Instruksi Anda
Salin kembali semua baris di bawah ini tanpa perubahan apa pun. Gambar tidak perlu dimasukkan ke dalam jawaban.

Informasi yang diberikan
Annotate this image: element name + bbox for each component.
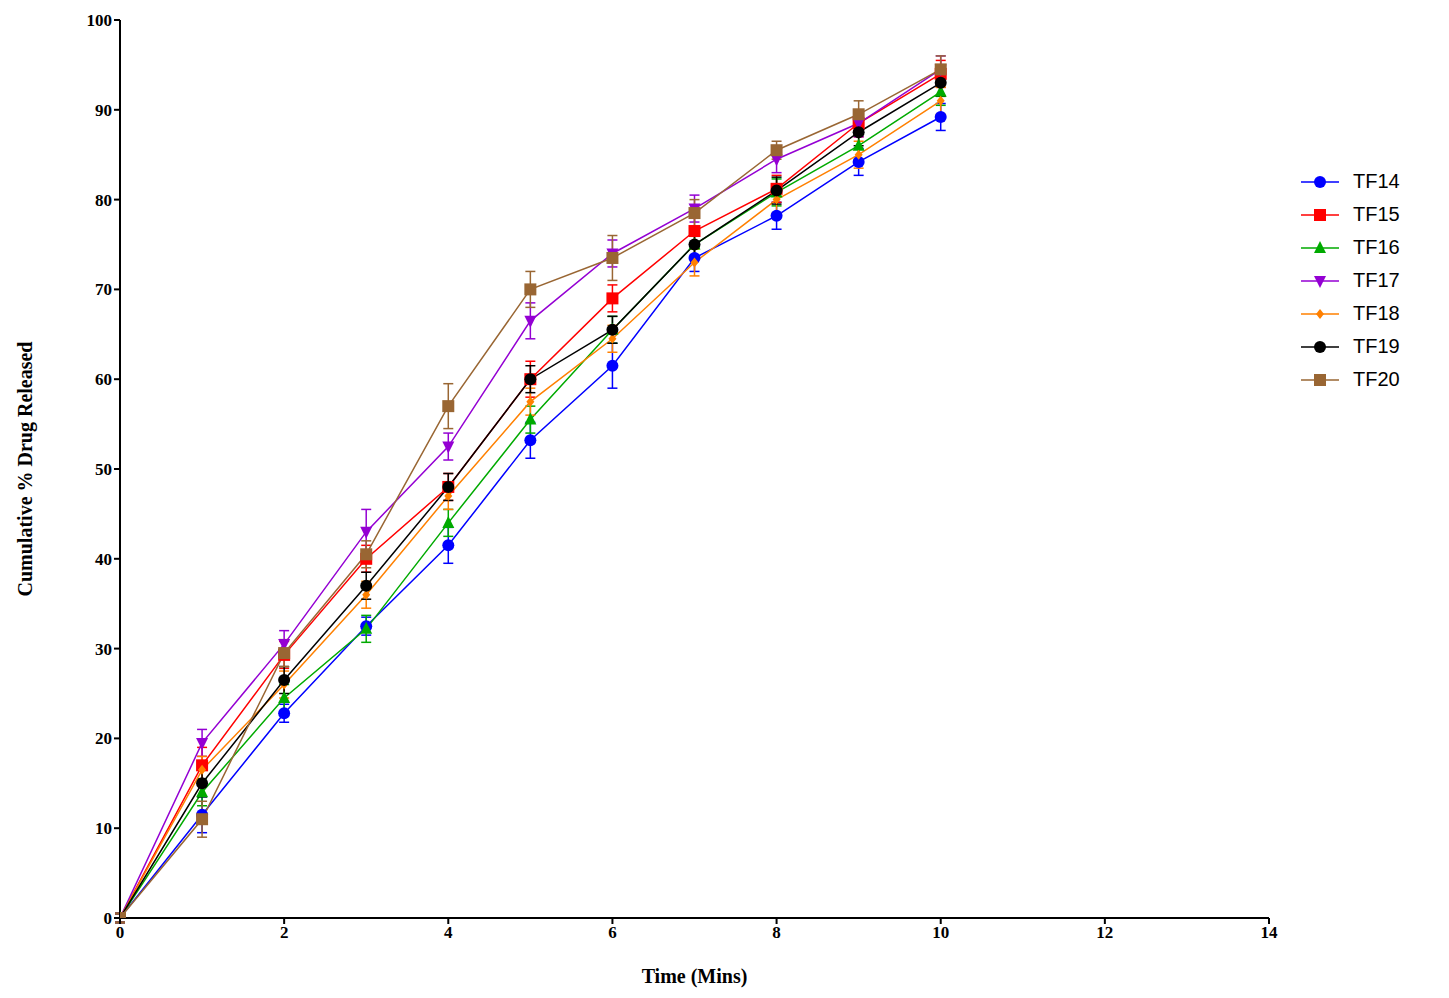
html-text:TF17: TF17 xyxy=(1353,269,1400,291)
svg-text:30: 30 xyxy=(95,640,112,659)
html-text:TF16: TF16 xyxy=(1353,236,1400,258)
svg-text:70: 70 xyxy=(95,280,112,299)
svg-text:2: 2 xyxy=(280,923,289,942)
svg-text:10: 10 xyxy=(95,819,112,838)
html-text:TF19: TF19 xyxy=(1353,335,1400,357)
svg-text:40: 40 xyxy=(95,550,112,569)
svg-text:60: 60 xyxy=(95,370,112,389)
svg-text:80: 80 xyxy=(95,191,112,210)
svg-text:4: 4 xyxy=(444,923,453,942)
svg-text:0: 0 xyxy=(104,909,113,928)
svg-text:Time (Mins): Time (Mins) xyxy=(642,965,748,988)
svg-text:90: 90 xyxy=(95,101,112,120)
html-text:TF15: TF15 xyxy=(1353,203,1400,225)
svg-text:12: 12 xyxy=(1096,923,1113,942)
svg-text:20: 20 xyxy=(95,729,112,748)
svg-text:100: 100 xyxy=(87,11,113,30)
svg-text:Cumulative % Drug Released: Cumulative % Drug Released xyxy=(14,342,37,597)
svg-text:14: 14 xyxy=(1261,923,1279,942)
svg-text:8: 8 xyxy=(772,923,781,942)
html-text:TF20: TF20 xyxy=(1353,368,1400,390)
html-text:TF14: TF14 xyxy=(1353,170,1400,192)
html-text:TF18: TF18 xyxy=(1353,302,1400,324)
svg-text:50: 50 xyxy=(95,460,112,479)
svg-text:6: 6 xyxy=(608,923,617,942)
svg-text:0: 0 xyxy=(116,923,125,942)
svg-text:10: 10 xyxy=(932,923,949,942)
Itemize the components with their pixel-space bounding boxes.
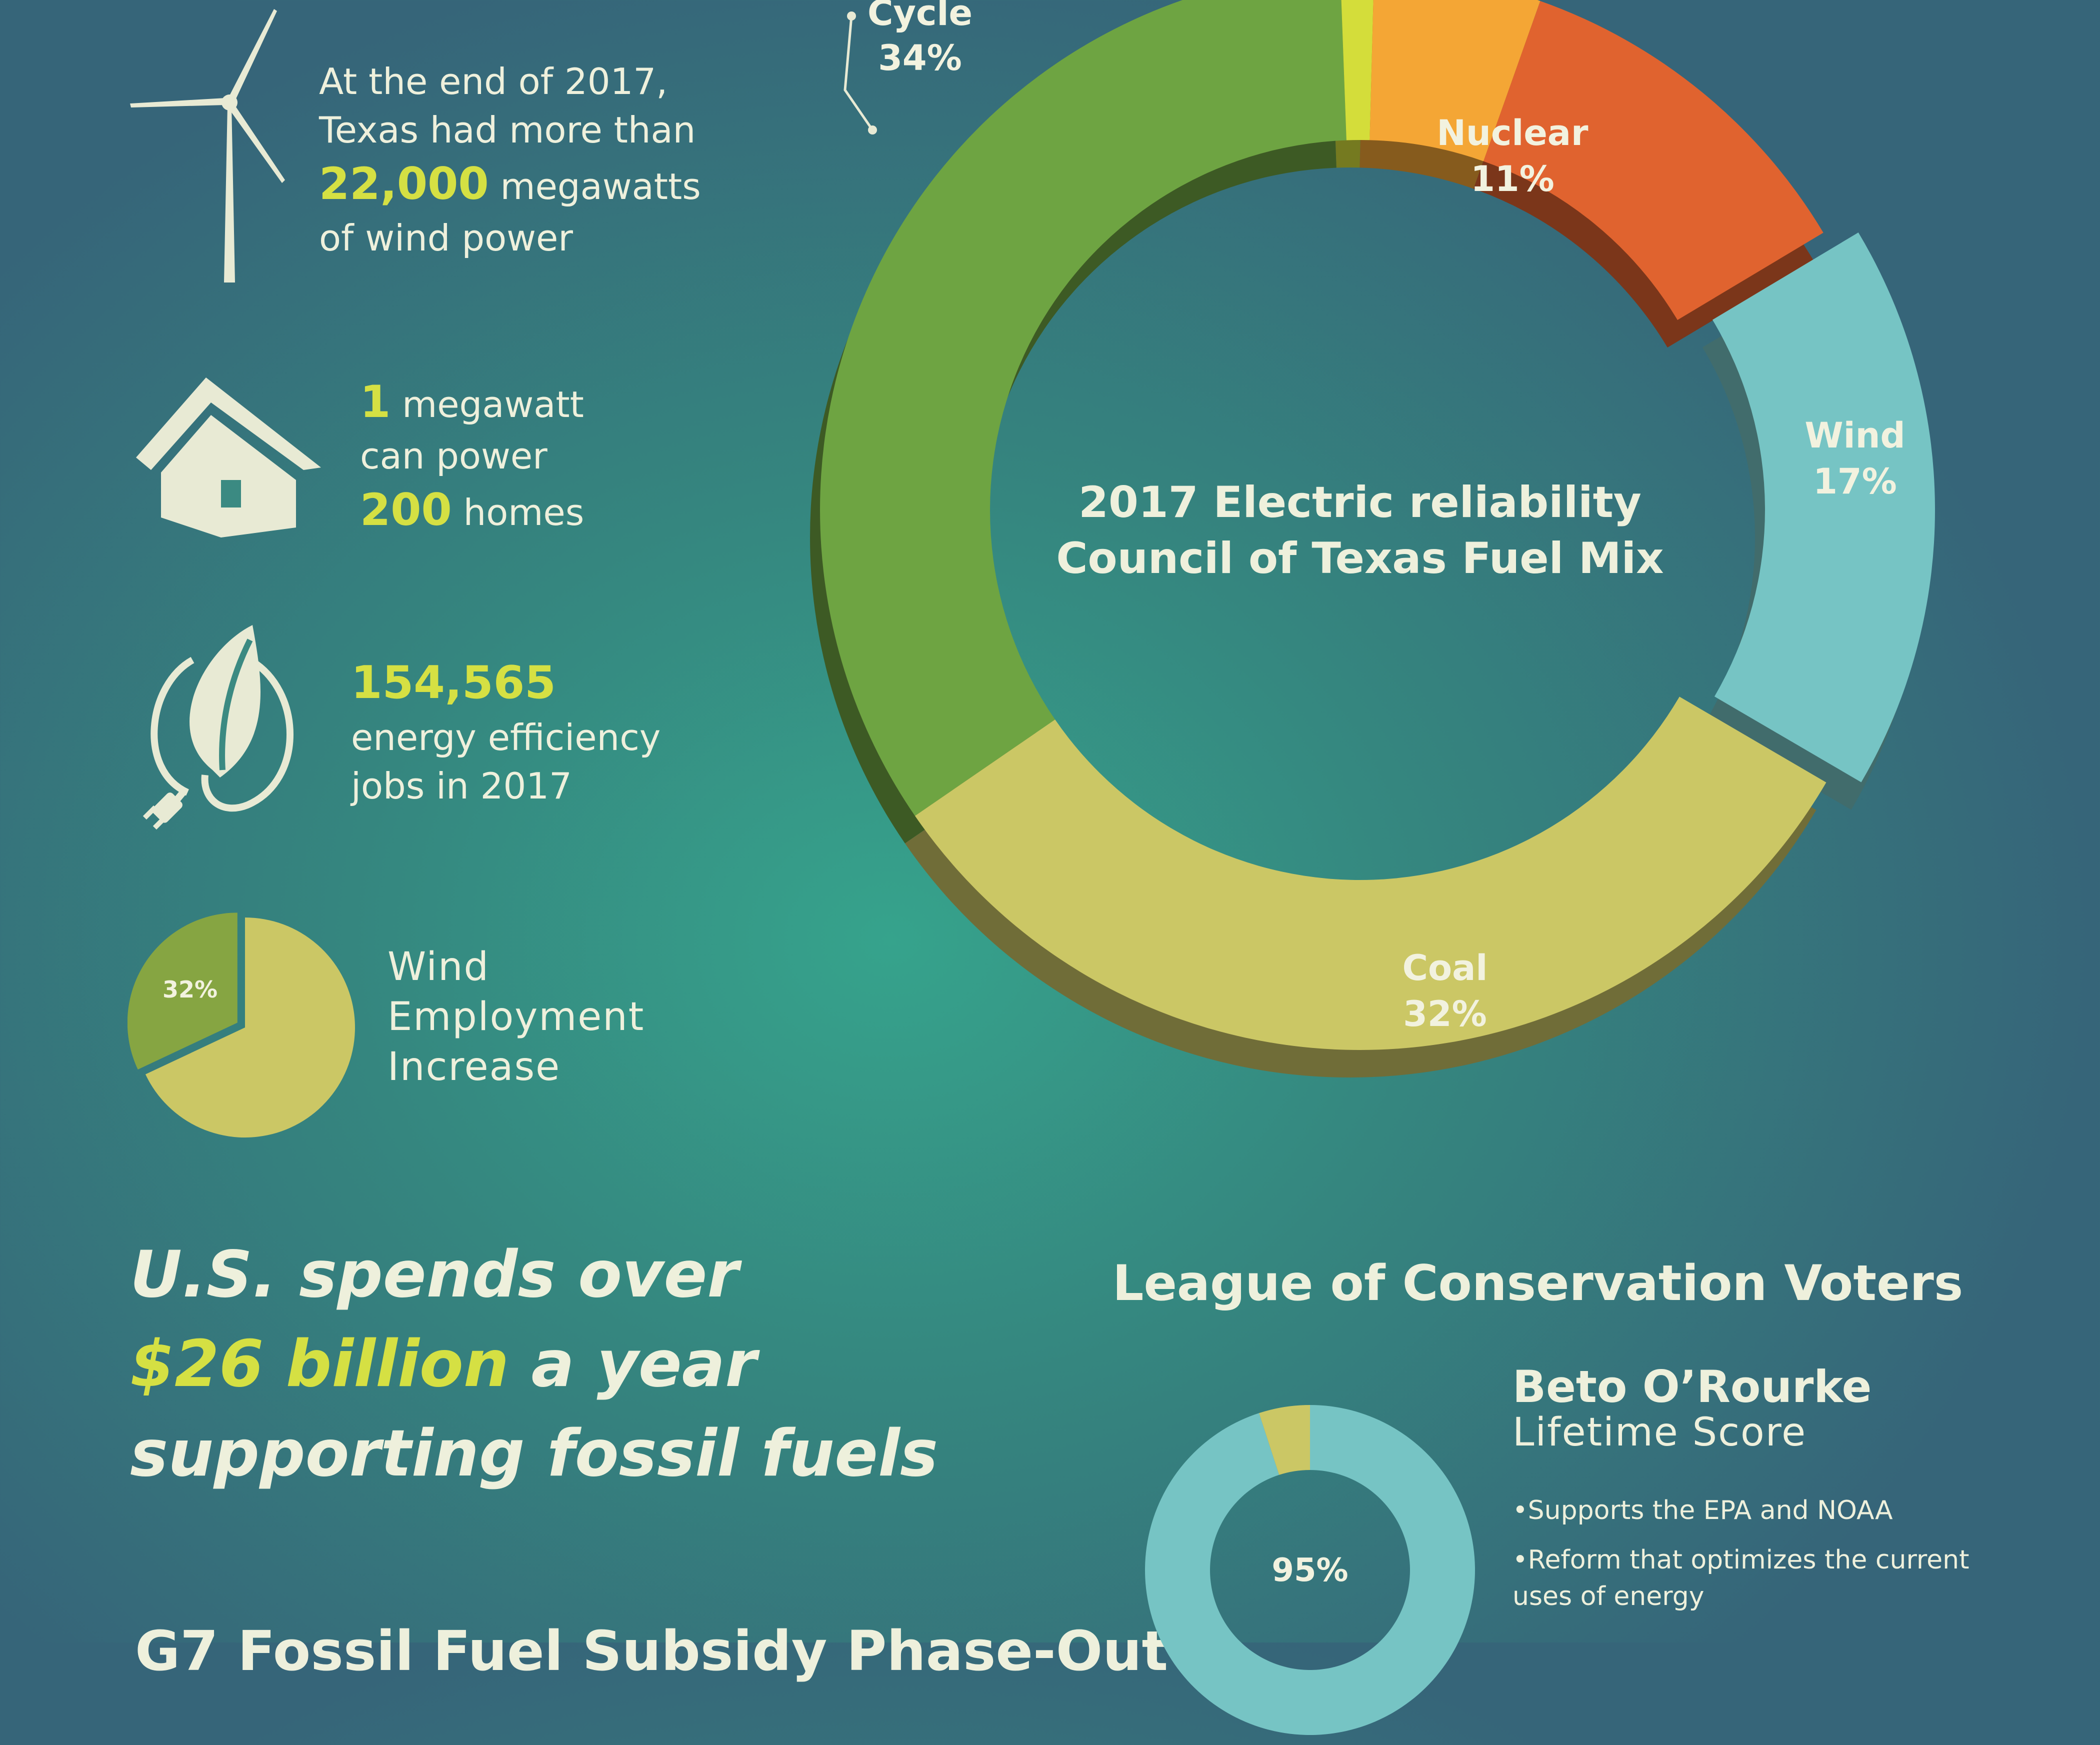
label-wind: Wind [1804,415,1905,456]
slice-combined-cycle [820,0,1346,816]
jobs-fact-line2: energy efficiency [351,716,661,758]
chart-title-text: 2017 Electric reliability Council of Tex… [1056,478,1664,584]
label-combined-cycle: Cycle [868,0,972,34]
wind-turbine-icon [130,9,285,282]
subsidy-amount: $26 billion [130,1327,509,1402]
wind-power-fact: At the end of 2017, Texas had more than … [319,58,819,262]
wind-fact-line1: At the end of 2017, [319,60,668,102]
value-nuclear: 11% [1470,158,1554,200]
homes-fact-line1: megawatt [390,384,584,426]
homes-fact: 1 megawatt can power 200 homes [360,372,810,540]
homes-fact-line2: can power [360,434,548,477]
label-coal: Coal [1402,948,1488,988]
value-coal: 32% [1403,994,1487,1034]
lcv-remainder-slice [1259,1405,1310,1475]
wind-fact-line2: Texas had more than [319,109,696,152]
leaf-plug-icon [142,625,294,830]
candidate-bullets: •Supports the EPA and NOAA •Reform that … [1512,1492,2088,1614]
leader-line [844,16,874,131]
candidate-subtitle: Lifetime Score [1512,1410,1807,1455]
wind-fact-line4: of wind power [319,217,573,260]
house-icon [136,378,321,538]
pie-wind-percent: 32% [162,976,218,1003]
lcv-score-donut: 95% [1145,1405,1475,1735]
jobs-number: 154,565 [351,656,556,709]
leader-dot-bottom [868,126,877,134]
megawatt-number: 1 [360,376,391,428]
wind-fact-line3: megawatts [488,166,701,208]
leader-dot-top [847,12,856,20]
pie-remainder-slice [145,918,355,1138]
label-nuclear: Nuclear [1436,112,1588,154]
pie-wind-slice [128,912,238,1070]
bullet-energy-reform: •Reform that optimizes the current [1512,1544,1970,1575]
jobs-fact-line3: jobs in 2017 [351,764,572,807]
slice-nuclear [1484,0,1824,320]
wind-employment-line1: Wind [388,944,490,990]
bullet-epa-noaa: •Supports the EPA and NOAA [1512,1496,1893,1526]
homes-number: 200 [360,484,452,536]
fossil-subsidy-headline: U.S. spends over $26 billion a year supp… [130,1230,1080,1499]
lcv-title: League of Conservation Voters [1112,1255,1964,1312]
value-combined-cycle: 34% [878,38,962,78]
slice-coal [914,696,1826,1050]
slice-other [1341,0,1374,140]
candidate-name: Beto O’Rourke [1512,1361,1872,1412]
jobs-fact: 154,565 energy efficiency jobs in 2017 [351,652,801,810]
subsidy-line2: a year [508,1327,757,1402]
wind-employment-line2: Employment [388,994,645,1040]
lcv-score-value: 95% [1272,1552,1348,1589]
subsidy-line1: U.S. spends over [130,1238,739,1312]
slice-orange [1370,0,1540,162]
fuel-mix-chart-title: 2017 Electric reliability Council of Tex… [1020,475,1700,587]
homes-fact-line3: homes [452,491,584,534]
wind-employment-line3: Increase [388,1044,561,1090]
wind-employment-label: Wind Employment Increase [388,942,738,1092]
subsidy-line3: supporting fossil fuels [130,1416,938,1492]
value-wind: 17% [1813,461,1897,502]
slice-wind [1712,232,1935,782]
wind-employment-pie: 32% [128,912,355,1138]
wind-megawatts-number: 22,000 [319,158,489,210]
bullet-energy-reform-cont: uses of energy [1512,1581,1704,1612]
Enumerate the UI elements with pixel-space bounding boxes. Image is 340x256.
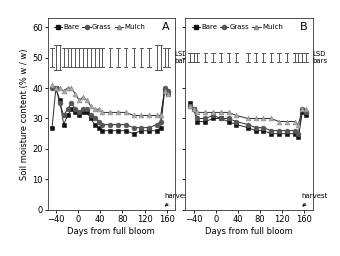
X-axis label: Days from full bloom: Days from full bloom — [67, 227, 155, 236]
Y-axis label: Soil moisture content (% w / w): Soil moisture content (% w / w) — [20, 48, 29, 180]
Legend: Bare, Grass, Mulch: Bare, Grass, Mulch — [51, 22, 148, 33]
X-axis label: Days from full bloom: Days from full bloom — [205, 227, 293, 236]
Text: harvest: harvest — [164, 193, 190, 206]
Text: B: B — [300, 22, 308, 32]
Text: LSD
bars: LSD bars — [174, 51, 190, 64]
Text: LSD
bars: LSD bars — [312, 51, 327, 64]
Legend: Bare, Grass, Mulch: Bare, Grass, Mulch — [189, 22, 286, 33]
Text: A: A — [163, 22, 170, 32]
Text: harvest: harvest — [302, 193, 328, 206]
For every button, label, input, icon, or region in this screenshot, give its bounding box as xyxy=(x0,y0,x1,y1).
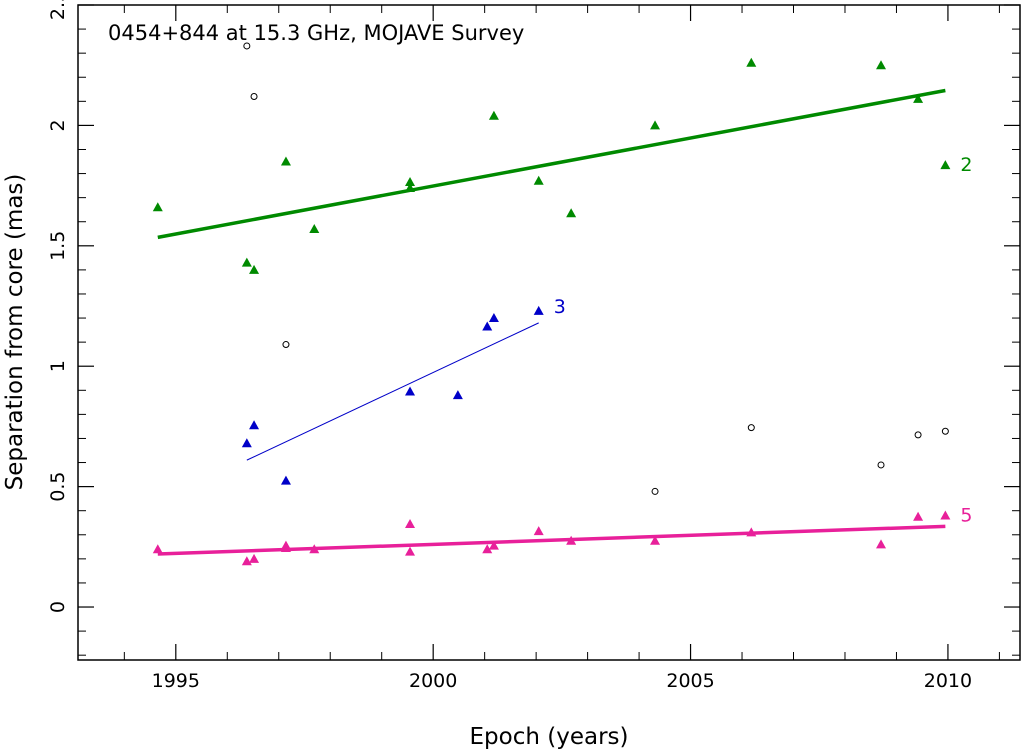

Jawaban lengkap
Annotate this image: element name + bbox for each component.
html-text:TF17: TF17 xyxy=(1353,269,1400,291)
svg-text:30: 30 xyxy=(95,640,112,659)
html-text:TF16: TF16 xyxy=(1353,236,1400,258)
svg-text:70: 70 xyxy=(95,280,112,299)
svg-text:2: 2 xyxy=(280,923,289,942)
svg-text:10: 10 xyxy=(95,819,112,838)
html-text:TF19: TF19 xyxy=(1353,335,1400,357)
svg-text:40: 40 xyxy=(95,550,112,569)
svg-text:60: 60 xyxy=(95,370,112,389)
svg-text:80: 80 xyxy=(95,191,112,210)
svg-text:4: 4 xyxy=(444,923,453,942)
svg-text:0: 0 xyxy=(104,909,113,928)
svg-text:Time (Mins): Time (Mins) xyxy=(642,965,748,988)
svg-text:90: 90 xyxy=(95,101,112,120)
html-text:TF15: TF15 xyxy=(1353,203,1400,225)
svg-text:12: 12 xyxy=(1096,923,1113,942)
svg-text:20: 20 xyxy=(95,729,112,748)
svg-text:100: 100 xyxy=(87,11,113,30)
svg-text:Cumulative % Drug Released: Cumulative % Drug Released xyxy=(14,342,37,597)
svg-text:14: 14 xyxy=(1261,923,1279,942)
svg-text:8: 8 xyxy=(772,923,781,942)
html-text:TF20: TF20 xyxy=(1353,368,1400,390)
html-text:TF14: TF14 xyxy=(1353,170,1400,192)
html-text:TF18: TF18 xyxy=(1353,302,1400,324)
svg-text:50: 50 xyxy=(95,460,112,479)
svg-text:6: 6 xyxy=(608,923,617,942)
svg-text:0: 0 xyxy=(116,923,125,942)
svg-text:10: 10 xyxy=(932,923,949,942)
Itemize the components with their pixel-space bounding boxes.
label-wind: Wind [1804,415,1905,456]
slice-combined-cycle [820,0,1346,816]
jobs-fact-line2: energy efficiency [351,716,661,758]
chart-title-text: 2017 Electric reliability Council of Tex… [1056,478,1664,584]
label-combined-cycle: Cycle [868,0,972,34]
wind-turbine-icon [130,9,285,282]
subsidy-amount: $26 billion [130,1327,509,1402]
wind-power-fact: At the end of 2017, Texas had more than … [319,58,819,262]
wind-fact-line1: At the end of 2017, [319,60,668,102]
value-nuclear: 11% [1470,158,1554,200]
homes-fact-line1: megawatt [390,384,584,426]
homes-fact: 1 megawatt can power 200 homes [360,372,810,540]
homes-fact-line2: can power [360,434,548,477]
label-coal: Coal [1402,948,1488,988]
value-coal: 32% [1403,994,1487,1034]
lcv-remainder-slice [1259,1405,1310,1475]
wind-fact-line2: Texas had more than [319,109,696,152]
leaf-plug-icon [142,625,294,830]
candidate-bullets: •Supports the EPA and NOAA •Reform that … [1512,1492,2088,1614]
leader-line [844,16,874,131]
candidate-subtitle: Lifetime Score [1512,1410,1807,1455]
wind-fact-line4: of wind power [319,217,573,260]
house-icon [136,378,321,538]
pie-wind-percent: 32% [162,976,218,1003]
lcv-score-donut: 95% [1145,1405,1475,1735]
jobs-number: 154,565 [351,656,556,709]
leader-dot-bottom [868,126,877,134]
megawatt-number: 1 [360,376,391,428]
wind-fact-line3: megawatts [488,166,701,208]
leader-dot-top [847,12,856,20]
pie-remainder-slice [145,918,355,1138]
label-nuclear: Nuclear [1436,112,1588,154]
pie-wind-slice [128,912,238,1070]
bullet-energy-reform: •Reform that optimizes the current [1512,1544,1970,1575]
jobs-fact-line3: jobs in 2017 [351,764,572,807]
slice-nuclear [1484,0,1824,320]
wind-employment-line1: Wind [388,944,490,990]
bullet-epa-noaa: •Supports the EPA and NOAA [1512,1496,1893,1526]
homes-number: 200 [360,484,452,536]
fossil-subsidy-headline: U.S. spends over $26 billion a year supp… [130,1230,1080,1499]
lcv-title: League of Conservation Voters [1112,1255,1964,1312]
value-combined-cycle: 34% [878,38,962,78]
slice-coal [914,696,1826,1050]
slice-other [1341,0,1374,140]
candidate-name: Beto O’Rourke [1512,1361,1872,1412]
jobs-fact: 154,565 energy efficiency jobs in 2017 [351,652,801,810]
subsidy-line2: a year [508,1327,757,1402]
wind-employment-line2: Employment [388,994,645,1040]
lcv-score-value: 95% [1272,1552,1348,1589]
subsidy-line1: U.S. spends over [130,1238,739,1312]
slice-orange [1370,0,1540,162]
fuel-mix-chart-title: 2017 Electric reliability Council of Tex… [1020,475,1700,587]
homes-fact-line3: homes [452,491,584,534]
wind-employment-line3: Increase [388,1044,561,1090]
wind-employment-label: Wind Employment Increase [388,942,738,1092]
subsidy-line3: supporting fossil fuels [130,1416,938,1492]
value-wind: 17% [1813,461,1897,502]
slice-wind [1712,232,1935,782]
wind-employment-pie: 32% [128,912,355,1138]
wind-megawatts-number: 22,000 [319,158,489,210]
bullet-energy-reform-cont: uses of energy [1512,1581,1704,1612]
Enumerate the UI elements with pixel-space bounding boxes. Image is 340x256.
X-axis label: Days from full bloom: Days from full bloom — [67, 227, 155, 236]
Y-axis label: Soil moisture content (% w / w): Soil moisture content (% w / w) — [20, 48, 29, 180]
Legend: Bare, Grass, Mulch: Bare, Grass, Mulch — [51, 22, 148, 33]
X-axis label: Days from full bloom: Days from full bloom — [205, 227, 293, 236]
Text: harvest: harvest — [164, 193, 190, 206]
Text: B: B — [300, 22, 308, 32]
Text: LSD
bars: LSD bars — [174, 51, 190, 64]
Text: LSD
bars: LSD bars — [312, 51, 327, 64]
Legend: Bare, Grass, Mulch: Bare, Grass, Mulch — [189, 22, 286, 33]
Text: A: A — [163, 22, 170, 32]
Text: harvest: harvest — [302, 193, 328, 206]
For every button, label, input, icon, or region in this screenshot, give its bounding box as xyxy=(x0,y0,x1,y1).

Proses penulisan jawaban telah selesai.